GOAL OF THE EXERCISE
Please copy every line of the entries below word for word, leaving out the pictures.

DATA SHOWN
________________________
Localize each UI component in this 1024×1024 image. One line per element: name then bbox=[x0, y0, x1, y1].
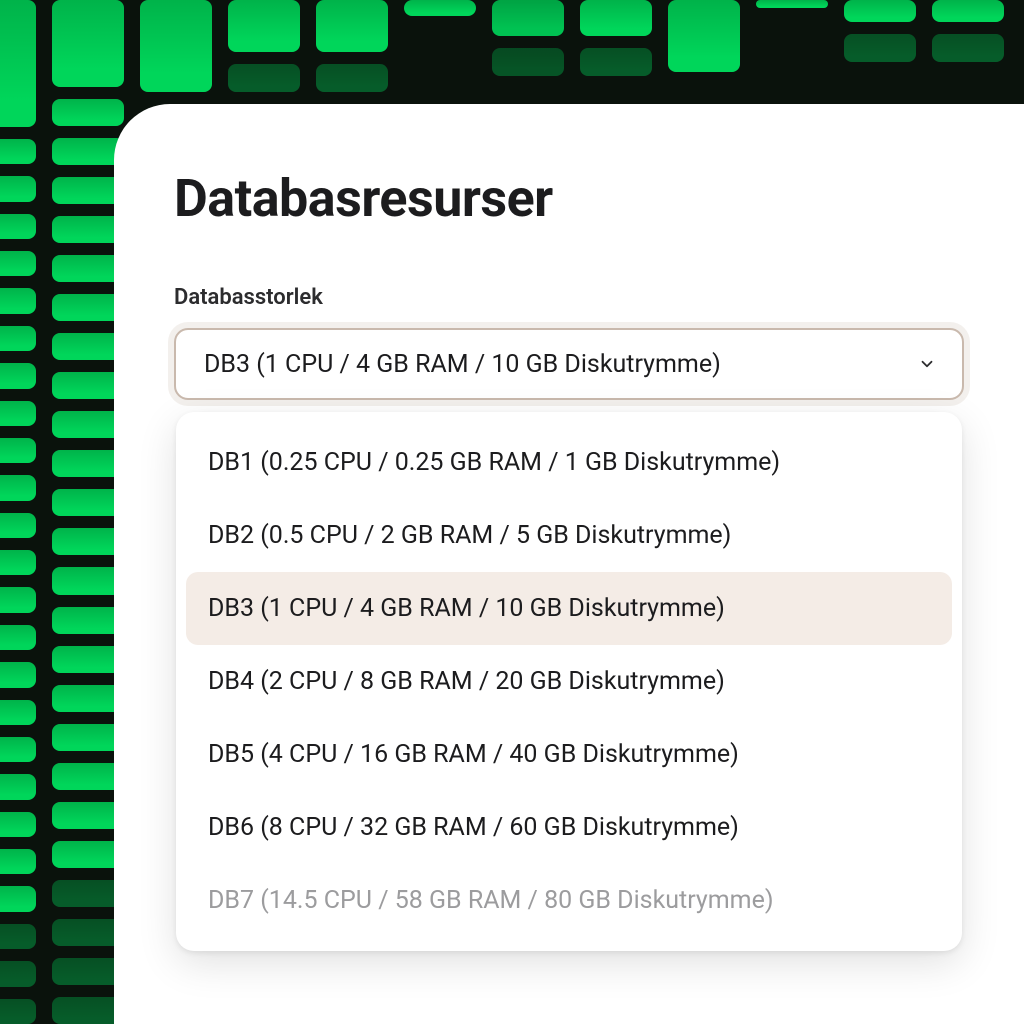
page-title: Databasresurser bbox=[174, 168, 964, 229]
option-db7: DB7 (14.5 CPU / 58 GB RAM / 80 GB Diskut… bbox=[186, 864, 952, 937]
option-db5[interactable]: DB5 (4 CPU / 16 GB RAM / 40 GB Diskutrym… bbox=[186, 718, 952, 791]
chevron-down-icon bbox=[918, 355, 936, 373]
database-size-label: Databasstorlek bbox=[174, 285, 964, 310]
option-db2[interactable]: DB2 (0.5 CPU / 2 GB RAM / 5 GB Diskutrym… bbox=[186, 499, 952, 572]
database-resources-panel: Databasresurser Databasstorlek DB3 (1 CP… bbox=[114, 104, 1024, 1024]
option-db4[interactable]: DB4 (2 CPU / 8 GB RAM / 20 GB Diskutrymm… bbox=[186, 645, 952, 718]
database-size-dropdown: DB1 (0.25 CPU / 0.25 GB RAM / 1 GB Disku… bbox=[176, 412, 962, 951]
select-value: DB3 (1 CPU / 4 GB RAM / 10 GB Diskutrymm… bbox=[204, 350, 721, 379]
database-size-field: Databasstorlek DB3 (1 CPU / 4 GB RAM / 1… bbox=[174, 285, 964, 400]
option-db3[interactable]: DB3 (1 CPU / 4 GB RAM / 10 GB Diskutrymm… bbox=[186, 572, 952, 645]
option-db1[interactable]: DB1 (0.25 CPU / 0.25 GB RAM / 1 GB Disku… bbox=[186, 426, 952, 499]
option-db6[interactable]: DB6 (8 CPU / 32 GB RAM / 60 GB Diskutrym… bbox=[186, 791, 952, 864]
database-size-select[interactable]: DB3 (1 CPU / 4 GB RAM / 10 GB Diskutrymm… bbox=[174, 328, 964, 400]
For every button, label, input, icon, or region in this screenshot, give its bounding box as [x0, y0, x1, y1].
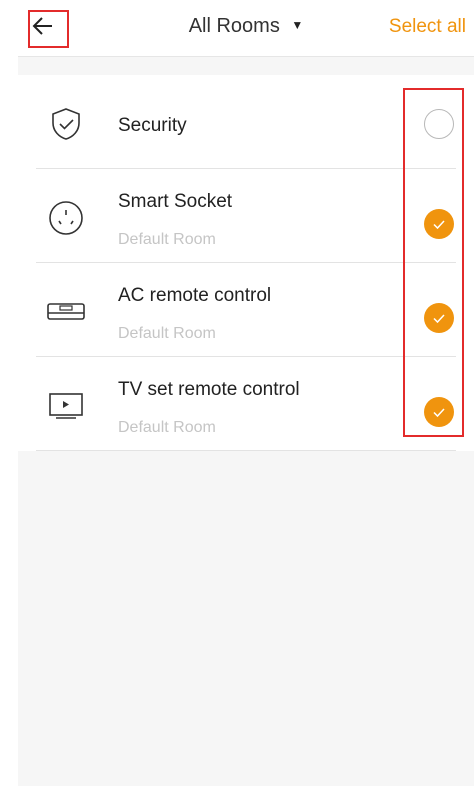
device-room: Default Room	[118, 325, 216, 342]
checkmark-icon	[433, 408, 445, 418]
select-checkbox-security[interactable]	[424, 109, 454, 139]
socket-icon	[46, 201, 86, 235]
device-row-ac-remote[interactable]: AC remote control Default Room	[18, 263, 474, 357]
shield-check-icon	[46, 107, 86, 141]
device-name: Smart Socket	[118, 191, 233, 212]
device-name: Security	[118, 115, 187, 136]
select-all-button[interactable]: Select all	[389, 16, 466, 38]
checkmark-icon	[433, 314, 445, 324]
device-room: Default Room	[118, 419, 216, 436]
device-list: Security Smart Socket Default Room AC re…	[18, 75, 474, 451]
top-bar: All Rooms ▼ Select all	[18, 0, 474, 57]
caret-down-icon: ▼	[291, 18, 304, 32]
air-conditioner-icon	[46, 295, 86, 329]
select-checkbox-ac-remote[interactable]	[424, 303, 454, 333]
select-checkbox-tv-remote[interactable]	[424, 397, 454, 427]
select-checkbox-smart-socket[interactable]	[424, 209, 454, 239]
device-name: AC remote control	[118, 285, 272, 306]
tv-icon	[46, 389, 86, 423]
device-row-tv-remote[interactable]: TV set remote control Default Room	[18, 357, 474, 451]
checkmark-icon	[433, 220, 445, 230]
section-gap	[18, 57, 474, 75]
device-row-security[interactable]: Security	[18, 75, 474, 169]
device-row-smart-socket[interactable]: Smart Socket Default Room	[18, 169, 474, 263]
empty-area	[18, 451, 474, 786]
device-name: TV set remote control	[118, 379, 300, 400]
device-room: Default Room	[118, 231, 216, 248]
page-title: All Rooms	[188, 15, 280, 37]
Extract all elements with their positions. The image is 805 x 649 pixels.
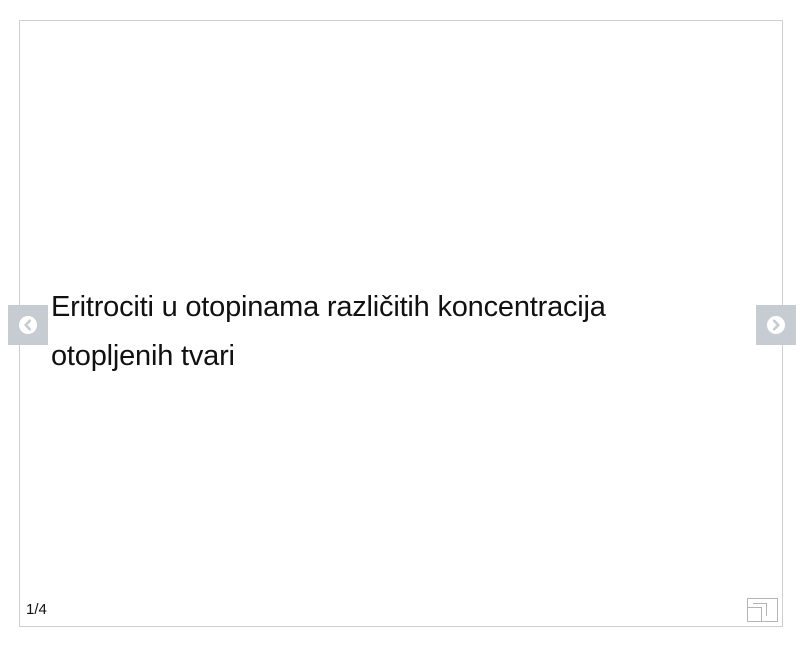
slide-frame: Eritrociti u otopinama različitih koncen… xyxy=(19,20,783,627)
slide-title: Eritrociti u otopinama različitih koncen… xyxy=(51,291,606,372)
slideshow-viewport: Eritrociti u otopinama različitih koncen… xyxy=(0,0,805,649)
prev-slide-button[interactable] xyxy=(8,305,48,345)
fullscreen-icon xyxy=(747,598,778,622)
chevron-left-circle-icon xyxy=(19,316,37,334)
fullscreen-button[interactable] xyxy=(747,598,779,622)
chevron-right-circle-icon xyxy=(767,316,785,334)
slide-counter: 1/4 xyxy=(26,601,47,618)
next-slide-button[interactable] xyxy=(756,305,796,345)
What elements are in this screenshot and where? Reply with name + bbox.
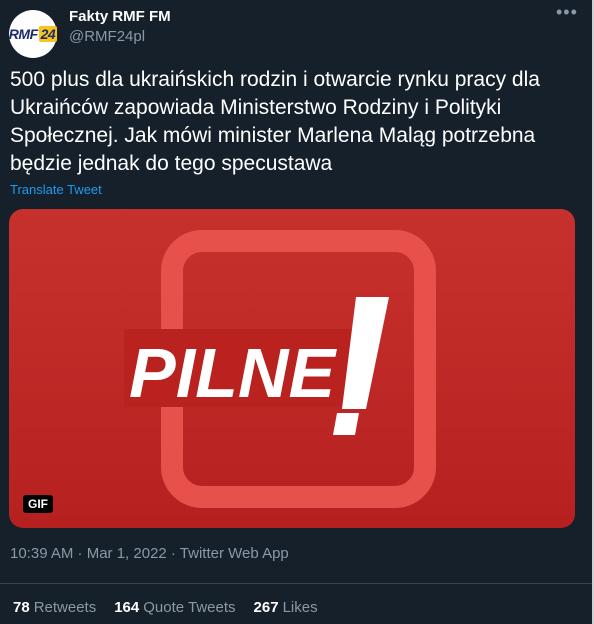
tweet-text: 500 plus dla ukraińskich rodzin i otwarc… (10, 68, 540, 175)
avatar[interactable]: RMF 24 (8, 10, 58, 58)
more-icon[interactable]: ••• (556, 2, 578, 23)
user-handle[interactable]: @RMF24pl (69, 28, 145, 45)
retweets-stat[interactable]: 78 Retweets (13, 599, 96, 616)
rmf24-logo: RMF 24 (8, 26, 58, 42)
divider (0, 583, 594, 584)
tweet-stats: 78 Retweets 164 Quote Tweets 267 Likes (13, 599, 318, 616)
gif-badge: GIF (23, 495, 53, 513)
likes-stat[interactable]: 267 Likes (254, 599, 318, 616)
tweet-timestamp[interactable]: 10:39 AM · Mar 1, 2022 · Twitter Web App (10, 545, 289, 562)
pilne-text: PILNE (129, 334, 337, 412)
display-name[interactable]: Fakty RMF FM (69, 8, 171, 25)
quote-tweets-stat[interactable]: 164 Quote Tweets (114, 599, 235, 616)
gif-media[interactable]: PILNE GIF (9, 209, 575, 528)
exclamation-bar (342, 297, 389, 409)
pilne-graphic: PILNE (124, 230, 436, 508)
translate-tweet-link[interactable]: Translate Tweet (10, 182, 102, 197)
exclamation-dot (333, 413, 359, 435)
________________________
OUTPUT FOR THIS EXERCISE
Localize each UI component in this 1024×1024 image. One line per element: name then bbox=[x0, y0, x1, y1].
page-title: Databasresurser bbox=[174, 168, 964, 229]
option-db7: DB7 (14.5 CPU / 58 GB RAM / 80 GB Diskut… bbox=[186, 864, 952, 937]
option-db5[interactable]: DB5 (4 CPU / 16 GB RAM / 40 GB Diskutrym… bbox=[186, 718, 952, 791]
chevron-down-icon bbox=[918, 355, 936, 373]
database-size-label: Databasstorlek bbox=[174, 285, 964, 310]
option-db2[interactable]: DB2 (0.5 CPU / 2 GB RAM / 5 GB Diskutrym… bbox=[186, 499, 952, 572]
database-resources-panel: Databasresurser Databasstorlek DB3 (1 CP… bbox=[114, 104, 1024, 1024]
option-db4[interactable]: DB4 (2 CPU / 8 GB RAM / 20 GB Diskutrymm… bbox=[186, 645, 952, 718]
database-size-dropdown: DB1 (0.25 CPU / 0.25 GB RAM / 1 GB Disku… bbox=[176, 412, 962, 951]
select-value: DB3 (1 CPU / 4 GB RAM / 10 GB Diskutrymm… bbox=[204, 350, 721, 379]
database-size-field: Databasstorlek DB3 (1 CPU / 4 GB RAM / 1… bbox=[174, 285, 964, 400]
option-db3[interactable]: DB3 (1 CPU / 4 GB RAM / 10 GB Diskutrymm… bbox=[186, 572, 952, 645]
option-db1[interactable]: DB1 (0.25 CPU / 0.25 GB RAM / 1 GB Disku… bbox=[186, 426, 952, 499]
option-db6[interactable]: DB6 (8 CPU / 32 GB RAM / 60 GB Diskutrym… bbox=[186, 791, 952, 864]
database-size-select[interactable]: DB3 (1 CPU / 4 GB RAM / 10 GB Diskutrymm… bbox=[174, 328, 964, 400]
For every button, label, input, icon, or region in this screenshot, give its bounding box as [x0, y0, x1, y1].
device-room: Default Room	[118, 325, 216, 342]
checkmark-icon	[433, 408, 445, 418]
select-checkbox-security[interactable]	[424, 109, 454, 139]
socket-icon	[46, 201, 86, 235]
device-row-ac-remote[interactable]: AC remote control Default Room	[18, 263, 474, 357]
shield-check-icon	[46, 107, 86, 141]
device-name: Smart Socket	[118, 191, 233, 212]
device-name: Security	[118, 115, 187, 136]
select-all-button[interactable]: Select all	[389, 16, 466, 38]
checkmark-icon	[433, 314, 445, 324]
device-room: Default Room	[118, 419, 216, 436]
device-list: Security Smart Socket Default Room AC re…	[18, 75, 474, 451]
top-bar: All Rooms ▼ Select all	[18, 0, 474, 57]
caret-down-icon: ▼	[291, 18, 304, 32]
air-conditioner-icon	[46, 295, 86, 329]
select-checkbox-ac-remote[interactable]	[424, 303, 454, 333]
select-checkbox-tv-remote[interactable]	[424, 397, 454, 427]
select-checkbox-smart-socket[interactable]	[424, 209, 454, 239]
device-name: AC remote control	[118, 285, 272, 306]
tv-icon	[46, 389, 86, 423]
device-row-tv-remote[interactable]: TV set remote control Default Room	[18, 357, 474, 451]
checkmark-icon	[433, 220, 445, 230]
section-gap	[18, 57, 474, 75]
device-row-security[interactable]: Security	[18, 75, 474, 169]
device-row-smart-socket[interactable]: Smart Socket Default Room	[18, 169, 474, 263]
empty-area	[18, 451, 474, 786]
device-name: TV set remote control	[118, 379, 300, 400]
device-room: Default Room	[118, 231, 216, 248]
page-title: All Rooms	[188, 15, 280, 37]
Extract all elements with their positions. The image is 805 x 649 pixels.
slide-frame: Eritrociti u otopinama različitih koncen… xyxy=(19,20,783,627)
slide-title: Eritrociti u otopinama različitih koncen… xyxy=(51,291,606,372)
slideshow-viewport: Eritrociti u otopinama različitih koncen… xyxy=(0,0,805,649)
prev-slide-button[interactable] xyxy=(8,305,48,345)
fullscreen-icon xyxy=(747,598,778,622)
chevron-left-circle-icon xyxy=(19,316,37,334)
fullscreen-button[interactable] xyxy=(747,598,779,622)
chevron-right-circle-icon xyxy=(767,316,785,334)
slide-counter: 1/4 xyxy=(26,601,47,618)
next-slide-button[interactable] xyxy=(756,305,796,345)
What elements are in this screenshot and where? Reply with name + bbox.
tweet-text: 500 plus dla ukraińskich rodzin i otwarc… (10, 68, 540, 175)
avatar[interactable]: RMF 24 (8, 10, 58, 58)
more-icon[interactable]: ••• (556, 2, 578, 23)
user-handle[interactable]: @RMF24pl (69, 28, 145, 45)
retweets-stat[interactable]: 78 Retweets (13, 599, 96, 616)
rmf24-logo: RMF 24 (8, 26, 58, 42)
divider (0, 583, 594, 584)
tweet-stats: 78 Retweets 164 Quote Tweets 267 Likes (13, 599, 318, 616)
gif-badge: GIF (23, 495, 53, 513)
likes-stat[interactable]: 267 Likes (254, 599, 318, 616)
tweet-timestamp[interactable]: 10:39 AM · Mar 1, 2022 · Twitter Web App (10, 545, 289, 562)
pilne-text: PILNE (129, 334, 337, 412)
display-name[interactable]: Fakty RMF FM (69, 8, 171, 25)
quote-tweets-stat[interactable]: 164 Quote Tweets (114, 599, 235, 616)
gif-media[interactable]: PILNE GIF (9, 209, 575, 528)
exclamation-bar (342, 297, 389, 409)
pilne-graphic: PILNE (124, 230, 436, 508)
translate-tweet-link[interactable]: Translate Tweet (10, 182, 102, 197)
exclamation-dot (333, 413, 359, 435)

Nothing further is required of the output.